WORK REQUIRED:
Reproduce the listing below verbatim.

─── PROVIDED ENTRIES ───

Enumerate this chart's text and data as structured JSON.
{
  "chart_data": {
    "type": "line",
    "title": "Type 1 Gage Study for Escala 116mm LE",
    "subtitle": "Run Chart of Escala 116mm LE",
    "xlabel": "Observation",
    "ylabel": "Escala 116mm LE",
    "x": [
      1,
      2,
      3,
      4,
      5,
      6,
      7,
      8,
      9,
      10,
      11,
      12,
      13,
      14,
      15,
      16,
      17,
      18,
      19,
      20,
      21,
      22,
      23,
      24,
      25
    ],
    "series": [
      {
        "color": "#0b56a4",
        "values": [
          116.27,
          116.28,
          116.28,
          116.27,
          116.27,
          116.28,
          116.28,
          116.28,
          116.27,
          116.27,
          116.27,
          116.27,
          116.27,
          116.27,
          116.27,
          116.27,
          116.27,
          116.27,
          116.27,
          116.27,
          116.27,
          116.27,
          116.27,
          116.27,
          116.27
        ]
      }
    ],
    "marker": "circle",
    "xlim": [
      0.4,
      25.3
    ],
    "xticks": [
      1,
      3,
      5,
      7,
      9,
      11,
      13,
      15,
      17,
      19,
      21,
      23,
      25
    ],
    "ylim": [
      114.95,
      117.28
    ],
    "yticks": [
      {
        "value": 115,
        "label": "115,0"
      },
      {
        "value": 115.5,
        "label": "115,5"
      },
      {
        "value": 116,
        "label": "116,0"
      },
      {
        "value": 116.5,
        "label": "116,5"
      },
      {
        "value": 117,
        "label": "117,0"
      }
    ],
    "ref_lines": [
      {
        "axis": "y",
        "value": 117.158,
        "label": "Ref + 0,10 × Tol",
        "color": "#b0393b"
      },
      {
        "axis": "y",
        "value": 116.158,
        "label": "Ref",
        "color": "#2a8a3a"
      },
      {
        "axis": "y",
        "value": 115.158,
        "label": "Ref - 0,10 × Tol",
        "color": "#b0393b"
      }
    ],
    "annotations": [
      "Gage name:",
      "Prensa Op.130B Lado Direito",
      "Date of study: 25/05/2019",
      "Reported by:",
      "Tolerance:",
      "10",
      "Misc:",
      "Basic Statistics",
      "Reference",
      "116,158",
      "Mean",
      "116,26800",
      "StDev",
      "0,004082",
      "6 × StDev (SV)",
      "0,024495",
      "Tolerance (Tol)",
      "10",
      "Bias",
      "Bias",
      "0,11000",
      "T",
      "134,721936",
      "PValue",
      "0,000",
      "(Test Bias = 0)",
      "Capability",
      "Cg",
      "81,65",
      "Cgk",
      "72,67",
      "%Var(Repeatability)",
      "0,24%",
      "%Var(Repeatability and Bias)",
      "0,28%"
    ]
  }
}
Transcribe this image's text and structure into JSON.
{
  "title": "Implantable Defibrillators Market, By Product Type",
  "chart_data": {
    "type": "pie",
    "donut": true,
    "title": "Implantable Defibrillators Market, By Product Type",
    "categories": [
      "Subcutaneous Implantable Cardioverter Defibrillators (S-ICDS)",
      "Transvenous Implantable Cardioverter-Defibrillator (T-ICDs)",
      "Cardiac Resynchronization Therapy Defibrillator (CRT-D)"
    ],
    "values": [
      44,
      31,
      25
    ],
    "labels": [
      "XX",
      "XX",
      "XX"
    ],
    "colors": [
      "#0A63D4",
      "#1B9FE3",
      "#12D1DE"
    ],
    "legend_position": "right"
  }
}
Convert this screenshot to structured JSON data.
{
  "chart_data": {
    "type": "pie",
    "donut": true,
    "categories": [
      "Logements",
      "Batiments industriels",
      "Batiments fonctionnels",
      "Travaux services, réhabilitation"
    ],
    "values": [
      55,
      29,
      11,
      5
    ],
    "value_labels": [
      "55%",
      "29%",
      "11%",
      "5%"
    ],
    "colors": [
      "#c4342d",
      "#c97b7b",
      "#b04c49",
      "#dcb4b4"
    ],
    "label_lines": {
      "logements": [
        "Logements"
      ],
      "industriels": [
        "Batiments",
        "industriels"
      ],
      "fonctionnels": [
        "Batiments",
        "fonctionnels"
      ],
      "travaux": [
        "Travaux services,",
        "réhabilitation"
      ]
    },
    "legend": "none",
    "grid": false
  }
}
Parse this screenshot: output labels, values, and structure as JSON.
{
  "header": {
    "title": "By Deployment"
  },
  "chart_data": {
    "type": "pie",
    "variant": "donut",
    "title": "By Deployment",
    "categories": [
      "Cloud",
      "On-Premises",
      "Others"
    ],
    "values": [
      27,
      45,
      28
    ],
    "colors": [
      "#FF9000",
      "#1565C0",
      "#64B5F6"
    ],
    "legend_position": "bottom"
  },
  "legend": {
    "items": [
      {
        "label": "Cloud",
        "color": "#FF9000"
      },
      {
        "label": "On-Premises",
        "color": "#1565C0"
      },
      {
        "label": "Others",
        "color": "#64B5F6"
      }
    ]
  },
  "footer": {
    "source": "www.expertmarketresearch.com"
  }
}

───

RESULT OF THIS EXERCISE:
Enumerate this chart's text and data as structured JSON.
{
  "chart_data": {
    "type": "line",
    "title": "Type 1 Gage Study for Escala 116mm LE",
    "subtitle": "Run Chart of Escala 116mm LE",
    "xlabel": "Observation",
    "ylabel": "Escala 116mm LE",
    "x": [
      1,
      2,
      3,
      4,
      5,
      6,
      7,
      8,
      9,
      10,
      11,
      12,
      13,
      14,
      15,
      16,
      17,
      18,
      19,
      20,
      21,
      22,
      23,
      24,
      25
    ],
    "series": [
      {
        "color": "#0b56a4",
        "values": [
          116.27,
          116.28,
          116.28,
          116.27,
          116.27,
          116.28,
          116.28,
          116.28,
          116.27,
          116.27,
          116.27,
          116.27,
          116.27,
          116.27,
          116.27,
          116.27,
          116.27,
          116.27,
          116.27,
          116.27,
          116.27,
          116.27,
          116.27,
          116.27,
          116.27
        ]
      }
    ],
    "marker": "circle",
    "xlim": [
      0.4,
      25.3
    ],
    "xticks": [
      1,
      3,
      5,
      7,
      9,
      11,
      13,
      15,
      17,
      19,
      21,
      23,
      25
    ],
    "ylim": [
      114.95,
      117.28
    ],
    "yticks": [
      {
        "value": 115,
        "label": "115,0"
      },
      {
        "value": 115.5,
        "label": "115,5"
      },
      {
        "value": 116,
        "label": "116,0"
      },
      {
        "value": 116.5,
        "label": "116,5"
      },
      {
        "value": 117,
        "label": "117,0"
      }
    ],
    "ref_lines": [
      {
        "axis": "y",
        "value": 117.158,
        "label": "Ref + 0,10 × Tol",
        "color": "#b0393b"
      },
      {
        "axis": "y",
        "value": 116.158,
        "label": "Ref",
        "color": "#2a8a3a"
      },
      {
        "axis": "y",
        "value": 115.158,
        "label": "Ref - 0,10 × Tol",
        "color": "#b0393b"
      }
    ],
    "annotations": [
      "Gage name:",
      "Prensa Op.130B Lado Direito",
      "Date of study: 25/05/2019",
      "Reported by:",
      "Tolerance:",
      "10",
      "Misc:",
      "Basic Statistics",
      "Reference",
      "116,158",
      "Mean",
      "116,26800",
      "StDev",
      "0,004082",
      "6 × StDev (SV)",
      "0,024495",
      "Tolerance (Tol)",
      "10",
      "Bias",
      "Bias",
      "0,11000",
      "T",
      "134,721936",
      "PValue",
      "0,000",
      "(Test Bias = 0)",
      "Capability",
      "Cg",
      "81,65",
      "Cgk",
      "72,67",
      "%Var(Repeatability)",
      "0,24%",
      "%Var(Repeatability and Bias)",
      "0,28%"
    ]
  }
}
Transcribe this image's text and structure into JSON.
{
  "title": "Implantable Defibrillators Market, By Product Type",
  "chart_data": {
    "type": "pie",
    "donut": true,
    "title": "Implantable Defibrillators Market, By Product Type",
    "categories": [
      "Subcutaneous Implantable Cardioverter Defibrillators (S-ICDS)",
      "Transvenous Implantable Cardioverter-Defibrillator (T-ICDs)",
      "Cardiac Resynchronization Therapy Defibrillator (CRT-D)"
    ],
    "values": [
      44,
      31,
      25
    ],
    "labels": [
      "XX",
      "XX",
      "XX"
    ],
    "colors": [
      "#0A63D4",
      "#1B9FE3",
      "#12D1DE"
    ],
    "legend_position": "right"
  }
}
Convert this screenshot to structured JSON data.
{
  "chart_data": {
    "type": "pie",
    "donut": true,
    "categories": [
      "Logements",
      "Batiments industriels",
      "Batiments fonctionnels",
      "Travaux services, réhabilitation"
    ],
    "values": [
      55,
      29,
      11,
      5
    ],
    "value_labels": [
      "55%",
      "29%",
      "11%",
      "5%"
    ],
    "colors": [
      "#c4342d",
      "#c97b7b",
      "#b04c49",
      "#dcb4b4"
    ],
    "label_lines": {
      "logements": [
        "Logements"
      ],
      "industriels": [
        "Batiments",
        "industriels"
      ],
      "fonctionnels": [
        "Batiments",
        "fonctionnels"
      ],
      "travaux": [
        "Travaux services,",
        "réhabilitation"
      ]
    },
    "legend": "none",
    "grid": false
  }
}
Parse this screenshot: output labels, values, and structure as JSON.
{
  "header": {
    "title": "By Deployment"
  },
  "chart_data": {
    "type": "pie",
    "variant": "donut",
    "title": "By Deployment",
    "categories": [
      "Cloud",
      "On-Premises",
      "Others"
    ],
    "values": [
      27,
      45,
      28
    ],
    "colors": [
      "#FF9000",
      "#1565C0",
      "#64B5F6"
    ],
    "legend_position": "bottom"
  },
  "legend": {
    "items": [
      {
        "label": "Cloud",
        "color": "#FF9000"
      },
      {
        "label": "On-Premises",
        "color": "#1565C0"
      },
      {
        "label": "Others",
        "color": "#64B5F6"
      }
    ]
  },
  "footer": {
    "source": "www.expertmarketresearch.com"
  }
}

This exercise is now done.